§ **Exercise**
Give the number of lines that contain the string "clusters", please, and nothing else.

§ **Information supplied**

------------

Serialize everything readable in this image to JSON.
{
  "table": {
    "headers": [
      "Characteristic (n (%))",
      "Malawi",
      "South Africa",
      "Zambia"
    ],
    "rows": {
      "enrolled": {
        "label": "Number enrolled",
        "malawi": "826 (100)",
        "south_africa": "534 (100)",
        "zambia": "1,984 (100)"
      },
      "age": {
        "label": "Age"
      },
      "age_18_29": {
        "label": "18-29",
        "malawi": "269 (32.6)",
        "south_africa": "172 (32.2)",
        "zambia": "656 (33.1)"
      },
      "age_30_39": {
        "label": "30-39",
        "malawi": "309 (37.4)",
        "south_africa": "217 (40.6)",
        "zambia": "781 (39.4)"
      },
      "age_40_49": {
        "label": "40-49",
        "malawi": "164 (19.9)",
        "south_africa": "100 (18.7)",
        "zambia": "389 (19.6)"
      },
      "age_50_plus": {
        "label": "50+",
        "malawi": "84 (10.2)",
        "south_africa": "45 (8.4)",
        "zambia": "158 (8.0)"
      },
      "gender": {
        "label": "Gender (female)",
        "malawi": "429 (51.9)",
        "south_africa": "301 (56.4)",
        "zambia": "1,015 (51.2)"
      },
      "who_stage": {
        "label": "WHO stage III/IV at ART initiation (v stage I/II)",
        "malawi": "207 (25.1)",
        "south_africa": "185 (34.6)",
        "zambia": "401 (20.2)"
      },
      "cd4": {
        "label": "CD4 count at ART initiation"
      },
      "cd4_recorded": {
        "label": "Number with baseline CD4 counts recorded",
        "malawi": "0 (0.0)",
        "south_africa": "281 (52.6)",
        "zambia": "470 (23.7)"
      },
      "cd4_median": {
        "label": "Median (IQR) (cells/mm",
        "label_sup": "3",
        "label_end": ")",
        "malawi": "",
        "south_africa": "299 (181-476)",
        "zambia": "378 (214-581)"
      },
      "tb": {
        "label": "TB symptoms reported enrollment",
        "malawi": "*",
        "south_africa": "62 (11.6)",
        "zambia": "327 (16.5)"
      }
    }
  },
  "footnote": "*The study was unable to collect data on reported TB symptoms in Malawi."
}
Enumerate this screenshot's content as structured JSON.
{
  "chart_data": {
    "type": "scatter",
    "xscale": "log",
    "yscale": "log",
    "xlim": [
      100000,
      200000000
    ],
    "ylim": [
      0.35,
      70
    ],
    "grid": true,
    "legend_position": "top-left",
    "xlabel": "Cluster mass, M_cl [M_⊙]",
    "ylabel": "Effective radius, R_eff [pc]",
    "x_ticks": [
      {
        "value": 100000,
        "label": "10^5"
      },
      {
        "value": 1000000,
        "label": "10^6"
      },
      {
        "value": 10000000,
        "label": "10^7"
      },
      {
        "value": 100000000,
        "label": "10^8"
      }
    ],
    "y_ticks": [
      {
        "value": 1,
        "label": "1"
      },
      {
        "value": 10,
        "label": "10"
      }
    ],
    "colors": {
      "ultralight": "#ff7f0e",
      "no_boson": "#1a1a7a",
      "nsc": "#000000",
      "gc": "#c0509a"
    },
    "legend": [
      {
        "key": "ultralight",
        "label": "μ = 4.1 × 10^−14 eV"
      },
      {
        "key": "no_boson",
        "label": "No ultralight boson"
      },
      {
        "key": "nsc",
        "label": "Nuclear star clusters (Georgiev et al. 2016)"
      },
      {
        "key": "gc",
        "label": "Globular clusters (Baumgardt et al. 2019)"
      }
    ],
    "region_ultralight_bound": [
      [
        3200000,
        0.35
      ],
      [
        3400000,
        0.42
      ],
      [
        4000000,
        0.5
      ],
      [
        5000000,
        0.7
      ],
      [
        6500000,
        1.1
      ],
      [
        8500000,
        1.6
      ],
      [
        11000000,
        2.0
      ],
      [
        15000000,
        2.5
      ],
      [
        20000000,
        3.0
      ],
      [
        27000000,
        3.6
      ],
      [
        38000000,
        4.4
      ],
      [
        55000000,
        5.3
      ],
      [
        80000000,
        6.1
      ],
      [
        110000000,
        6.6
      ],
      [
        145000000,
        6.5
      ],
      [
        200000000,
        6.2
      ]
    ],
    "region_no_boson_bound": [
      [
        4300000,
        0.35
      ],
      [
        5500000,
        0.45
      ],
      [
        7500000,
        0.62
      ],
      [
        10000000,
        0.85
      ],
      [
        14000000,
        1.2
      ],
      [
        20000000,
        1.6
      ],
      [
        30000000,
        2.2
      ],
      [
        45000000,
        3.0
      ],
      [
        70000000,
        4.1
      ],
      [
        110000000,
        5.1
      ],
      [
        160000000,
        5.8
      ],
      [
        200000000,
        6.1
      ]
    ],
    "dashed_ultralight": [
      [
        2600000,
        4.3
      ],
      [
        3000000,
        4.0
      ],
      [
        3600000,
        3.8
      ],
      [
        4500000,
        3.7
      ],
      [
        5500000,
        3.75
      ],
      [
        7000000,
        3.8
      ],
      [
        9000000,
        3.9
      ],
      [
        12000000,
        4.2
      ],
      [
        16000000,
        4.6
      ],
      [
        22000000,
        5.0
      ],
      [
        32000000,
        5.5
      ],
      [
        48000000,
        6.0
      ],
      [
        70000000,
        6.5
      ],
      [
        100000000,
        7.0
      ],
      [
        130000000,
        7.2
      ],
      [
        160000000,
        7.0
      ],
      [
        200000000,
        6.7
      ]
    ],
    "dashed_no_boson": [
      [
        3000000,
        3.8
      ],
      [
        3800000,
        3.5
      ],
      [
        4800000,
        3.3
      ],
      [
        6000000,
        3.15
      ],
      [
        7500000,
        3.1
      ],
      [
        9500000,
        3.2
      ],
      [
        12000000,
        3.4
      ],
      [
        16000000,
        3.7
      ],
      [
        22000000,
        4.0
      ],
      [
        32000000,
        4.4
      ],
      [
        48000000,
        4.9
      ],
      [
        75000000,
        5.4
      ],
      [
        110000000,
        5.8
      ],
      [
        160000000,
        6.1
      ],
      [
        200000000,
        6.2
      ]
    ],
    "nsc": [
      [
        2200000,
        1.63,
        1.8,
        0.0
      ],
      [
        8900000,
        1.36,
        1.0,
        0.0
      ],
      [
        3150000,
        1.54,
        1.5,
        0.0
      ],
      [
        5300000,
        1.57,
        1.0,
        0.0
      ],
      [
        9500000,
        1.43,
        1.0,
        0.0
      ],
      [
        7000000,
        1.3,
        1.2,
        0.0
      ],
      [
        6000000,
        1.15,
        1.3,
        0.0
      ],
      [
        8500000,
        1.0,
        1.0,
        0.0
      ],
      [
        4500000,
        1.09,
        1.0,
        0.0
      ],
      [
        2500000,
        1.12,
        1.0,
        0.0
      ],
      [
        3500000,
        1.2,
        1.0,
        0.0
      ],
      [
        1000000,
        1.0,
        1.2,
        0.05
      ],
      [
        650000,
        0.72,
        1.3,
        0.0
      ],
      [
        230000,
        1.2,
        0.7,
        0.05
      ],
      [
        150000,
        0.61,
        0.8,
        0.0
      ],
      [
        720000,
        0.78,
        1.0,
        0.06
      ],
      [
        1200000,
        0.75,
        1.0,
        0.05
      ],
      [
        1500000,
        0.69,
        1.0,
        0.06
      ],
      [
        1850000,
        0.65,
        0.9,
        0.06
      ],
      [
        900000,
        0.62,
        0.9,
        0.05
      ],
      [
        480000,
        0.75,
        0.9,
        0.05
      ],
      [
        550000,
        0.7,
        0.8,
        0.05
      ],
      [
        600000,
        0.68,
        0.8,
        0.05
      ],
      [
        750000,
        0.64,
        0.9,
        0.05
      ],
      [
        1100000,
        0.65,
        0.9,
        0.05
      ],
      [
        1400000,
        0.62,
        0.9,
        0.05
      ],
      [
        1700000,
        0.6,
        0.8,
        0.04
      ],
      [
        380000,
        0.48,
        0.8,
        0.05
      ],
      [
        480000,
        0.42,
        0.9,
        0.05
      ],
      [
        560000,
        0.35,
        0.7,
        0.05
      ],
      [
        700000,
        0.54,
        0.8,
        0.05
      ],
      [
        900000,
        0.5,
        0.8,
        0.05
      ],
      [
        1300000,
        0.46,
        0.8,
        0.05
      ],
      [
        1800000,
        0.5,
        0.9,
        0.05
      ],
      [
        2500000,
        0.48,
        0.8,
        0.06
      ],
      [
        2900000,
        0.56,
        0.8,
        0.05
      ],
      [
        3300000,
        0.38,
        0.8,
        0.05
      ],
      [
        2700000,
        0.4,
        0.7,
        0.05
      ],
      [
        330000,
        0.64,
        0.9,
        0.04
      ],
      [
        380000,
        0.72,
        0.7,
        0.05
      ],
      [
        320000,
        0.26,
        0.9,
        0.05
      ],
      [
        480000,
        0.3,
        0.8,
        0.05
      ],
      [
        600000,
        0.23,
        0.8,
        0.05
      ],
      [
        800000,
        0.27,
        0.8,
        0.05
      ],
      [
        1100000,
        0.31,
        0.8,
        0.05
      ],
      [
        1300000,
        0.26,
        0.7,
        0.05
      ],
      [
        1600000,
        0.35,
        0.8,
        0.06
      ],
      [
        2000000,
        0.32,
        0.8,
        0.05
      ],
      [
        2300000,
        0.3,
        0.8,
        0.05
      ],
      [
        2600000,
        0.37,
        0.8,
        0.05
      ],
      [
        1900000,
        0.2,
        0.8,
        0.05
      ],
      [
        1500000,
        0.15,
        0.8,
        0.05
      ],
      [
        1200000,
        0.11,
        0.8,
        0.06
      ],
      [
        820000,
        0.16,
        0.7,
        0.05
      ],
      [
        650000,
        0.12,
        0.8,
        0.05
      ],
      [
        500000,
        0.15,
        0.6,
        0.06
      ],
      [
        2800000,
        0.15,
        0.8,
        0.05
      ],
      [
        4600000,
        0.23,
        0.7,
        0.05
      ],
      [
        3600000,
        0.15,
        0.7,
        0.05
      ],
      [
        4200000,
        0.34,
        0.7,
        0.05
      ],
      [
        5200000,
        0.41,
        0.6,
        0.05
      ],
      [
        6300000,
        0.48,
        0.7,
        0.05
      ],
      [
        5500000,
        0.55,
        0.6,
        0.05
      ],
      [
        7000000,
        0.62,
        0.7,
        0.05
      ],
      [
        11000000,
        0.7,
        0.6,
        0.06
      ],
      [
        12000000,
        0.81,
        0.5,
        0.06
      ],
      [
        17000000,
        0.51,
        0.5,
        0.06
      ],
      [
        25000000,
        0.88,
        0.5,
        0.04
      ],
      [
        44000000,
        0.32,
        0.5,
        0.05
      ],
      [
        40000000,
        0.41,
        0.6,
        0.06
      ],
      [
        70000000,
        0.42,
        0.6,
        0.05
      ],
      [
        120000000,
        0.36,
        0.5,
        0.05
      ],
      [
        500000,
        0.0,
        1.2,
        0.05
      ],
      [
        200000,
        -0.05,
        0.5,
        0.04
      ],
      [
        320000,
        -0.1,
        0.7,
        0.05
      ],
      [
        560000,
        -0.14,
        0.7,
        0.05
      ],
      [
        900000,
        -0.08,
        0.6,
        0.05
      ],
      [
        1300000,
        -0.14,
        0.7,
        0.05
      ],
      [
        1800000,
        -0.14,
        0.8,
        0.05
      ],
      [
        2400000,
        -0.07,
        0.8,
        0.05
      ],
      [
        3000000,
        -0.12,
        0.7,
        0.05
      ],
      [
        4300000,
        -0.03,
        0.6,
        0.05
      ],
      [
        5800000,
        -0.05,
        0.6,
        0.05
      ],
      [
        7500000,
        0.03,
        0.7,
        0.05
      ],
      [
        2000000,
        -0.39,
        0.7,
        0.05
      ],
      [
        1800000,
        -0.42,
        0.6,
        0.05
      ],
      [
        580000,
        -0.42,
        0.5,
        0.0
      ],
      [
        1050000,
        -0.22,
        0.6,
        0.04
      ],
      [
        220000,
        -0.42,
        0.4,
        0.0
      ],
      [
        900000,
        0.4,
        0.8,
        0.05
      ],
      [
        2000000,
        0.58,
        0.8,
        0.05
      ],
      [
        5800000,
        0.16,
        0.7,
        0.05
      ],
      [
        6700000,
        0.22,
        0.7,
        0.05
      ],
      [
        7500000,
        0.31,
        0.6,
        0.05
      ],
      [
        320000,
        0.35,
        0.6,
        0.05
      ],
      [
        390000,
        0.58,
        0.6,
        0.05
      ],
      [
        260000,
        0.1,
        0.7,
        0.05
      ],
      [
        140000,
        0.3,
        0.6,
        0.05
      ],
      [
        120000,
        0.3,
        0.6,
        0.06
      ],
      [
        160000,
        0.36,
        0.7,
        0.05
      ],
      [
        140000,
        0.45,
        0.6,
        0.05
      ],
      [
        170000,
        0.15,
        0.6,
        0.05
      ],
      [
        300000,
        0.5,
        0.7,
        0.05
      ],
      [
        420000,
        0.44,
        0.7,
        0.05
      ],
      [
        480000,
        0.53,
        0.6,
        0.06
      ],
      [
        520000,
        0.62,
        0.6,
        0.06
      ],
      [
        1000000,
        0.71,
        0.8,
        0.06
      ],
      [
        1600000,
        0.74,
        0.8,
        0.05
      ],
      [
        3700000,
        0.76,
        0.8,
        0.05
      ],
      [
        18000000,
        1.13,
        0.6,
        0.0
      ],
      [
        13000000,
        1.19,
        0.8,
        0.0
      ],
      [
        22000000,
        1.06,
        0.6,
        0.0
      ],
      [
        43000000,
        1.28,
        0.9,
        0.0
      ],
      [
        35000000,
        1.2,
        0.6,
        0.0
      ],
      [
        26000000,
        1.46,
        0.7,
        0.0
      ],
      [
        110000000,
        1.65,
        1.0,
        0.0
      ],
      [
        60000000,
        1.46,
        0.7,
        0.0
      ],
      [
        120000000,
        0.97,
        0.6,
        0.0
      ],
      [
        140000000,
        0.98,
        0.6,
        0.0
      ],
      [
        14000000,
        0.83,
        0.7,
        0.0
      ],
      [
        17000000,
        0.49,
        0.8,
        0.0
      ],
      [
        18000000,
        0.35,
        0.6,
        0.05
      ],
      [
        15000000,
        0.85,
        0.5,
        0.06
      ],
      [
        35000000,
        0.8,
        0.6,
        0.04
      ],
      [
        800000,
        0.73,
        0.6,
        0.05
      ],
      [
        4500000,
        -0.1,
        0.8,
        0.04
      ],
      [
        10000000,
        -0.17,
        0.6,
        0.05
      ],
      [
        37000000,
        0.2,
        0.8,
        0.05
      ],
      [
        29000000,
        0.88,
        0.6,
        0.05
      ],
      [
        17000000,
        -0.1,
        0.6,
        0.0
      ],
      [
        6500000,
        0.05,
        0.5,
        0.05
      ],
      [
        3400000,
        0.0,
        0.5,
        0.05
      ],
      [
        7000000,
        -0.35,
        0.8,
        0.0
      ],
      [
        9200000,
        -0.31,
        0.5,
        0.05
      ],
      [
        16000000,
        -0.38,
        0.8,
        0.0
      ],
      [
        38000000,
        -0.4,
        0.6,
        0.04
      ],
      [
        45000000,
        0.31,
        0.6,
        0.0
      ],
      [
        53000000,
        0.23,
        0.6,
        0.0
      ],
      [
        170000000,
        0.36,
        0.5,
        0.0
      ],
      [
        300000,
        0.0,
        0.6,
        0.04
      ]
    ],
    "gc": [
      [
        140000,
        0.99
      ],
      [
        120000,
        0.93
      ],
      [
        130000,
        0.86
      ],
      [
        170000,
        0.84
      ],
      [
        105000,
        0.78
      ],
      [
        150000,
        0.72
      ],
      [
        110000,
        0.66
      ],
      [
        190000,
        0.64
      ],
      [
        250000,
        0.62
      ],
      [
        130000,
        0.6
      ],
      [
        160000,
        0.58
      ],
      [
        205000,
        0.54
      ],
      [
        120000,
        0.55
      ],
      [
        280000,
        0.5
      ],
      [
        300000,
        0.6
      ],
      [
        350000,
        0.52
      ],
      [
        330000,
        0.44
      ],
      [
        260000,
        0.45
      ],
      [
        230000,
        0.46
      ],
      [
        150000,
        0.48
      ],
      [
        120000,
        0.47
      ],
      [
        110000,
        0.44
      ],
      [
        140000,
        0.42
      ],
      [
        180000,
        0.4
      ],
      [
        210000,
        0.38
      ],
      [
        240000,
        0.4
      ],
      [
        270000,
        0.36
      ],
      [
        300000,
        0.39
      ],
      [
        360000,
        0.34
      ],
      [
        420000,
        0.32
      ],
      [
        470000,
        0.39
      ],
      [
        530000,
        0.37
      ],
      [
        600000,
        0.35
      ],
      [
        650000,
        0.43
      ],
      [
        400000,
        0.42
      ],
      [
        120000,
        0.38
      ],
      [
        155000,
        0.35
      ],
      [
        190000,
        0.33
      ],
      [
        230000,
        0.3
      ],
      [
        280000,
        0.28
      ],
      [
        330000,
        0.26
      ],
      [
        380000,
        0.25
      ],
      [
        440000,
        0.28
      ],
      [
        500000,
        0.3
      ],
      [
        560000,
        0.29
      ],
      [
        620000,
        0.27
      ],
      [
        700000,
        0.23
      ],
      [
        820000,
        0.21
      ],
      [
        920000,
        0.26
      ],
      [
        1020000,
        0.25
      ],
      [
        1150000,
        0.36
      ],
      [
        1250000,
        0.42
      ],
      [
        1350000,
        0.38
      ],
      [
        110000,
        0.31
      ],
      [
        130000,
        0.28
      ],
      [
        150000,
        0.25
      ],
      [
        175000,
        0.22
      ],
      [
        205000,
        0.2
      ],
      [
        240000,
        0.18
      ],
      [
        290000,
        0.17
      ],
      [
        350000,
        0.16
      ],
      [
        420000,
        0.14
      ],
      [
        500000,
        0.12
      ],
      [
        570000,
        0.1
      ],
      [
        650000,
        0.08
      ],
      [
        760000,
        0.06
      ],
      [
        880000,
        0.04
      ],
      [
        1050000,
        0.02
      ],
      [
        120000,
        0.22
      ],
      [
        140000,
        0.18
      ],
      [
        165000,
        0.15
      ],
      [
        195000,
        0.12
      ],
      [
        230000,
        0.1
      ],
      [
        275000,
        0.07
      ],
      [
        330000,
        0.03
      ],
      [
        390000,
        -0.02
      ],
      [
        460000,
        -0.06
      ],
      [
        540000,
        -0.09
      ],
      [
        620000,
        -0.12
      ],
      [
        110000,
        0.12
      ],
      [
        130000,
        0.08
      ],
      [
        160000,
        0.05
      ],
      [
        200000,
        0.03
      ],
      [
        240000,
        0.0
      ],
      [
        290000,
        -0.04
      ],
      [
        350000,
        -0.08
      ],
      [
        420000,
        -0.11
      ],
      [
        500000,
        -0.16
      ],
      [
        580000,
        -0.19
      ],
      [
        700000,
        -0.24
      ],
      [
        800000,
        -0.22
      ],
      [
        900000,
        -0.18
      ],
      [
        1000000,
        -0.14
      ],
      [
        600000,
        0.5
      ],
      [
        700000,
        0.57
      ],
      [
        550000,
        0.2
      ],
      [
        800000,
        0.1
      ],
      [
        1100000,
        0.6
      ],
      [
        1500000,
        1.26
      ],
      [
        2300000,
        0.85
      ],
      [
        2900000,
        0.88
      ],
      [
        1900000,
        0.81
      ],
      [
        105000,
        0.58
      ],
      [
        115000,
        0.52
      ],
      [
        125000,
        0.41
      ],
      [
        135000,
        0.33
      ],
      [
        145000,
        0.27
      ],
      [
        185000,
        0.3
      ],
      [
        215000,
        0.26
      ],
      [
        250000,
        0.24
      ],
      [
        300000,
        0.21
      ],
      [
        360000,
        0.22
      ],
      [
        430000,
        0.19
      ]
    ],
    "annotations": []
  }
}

------------

§ **Task response**
2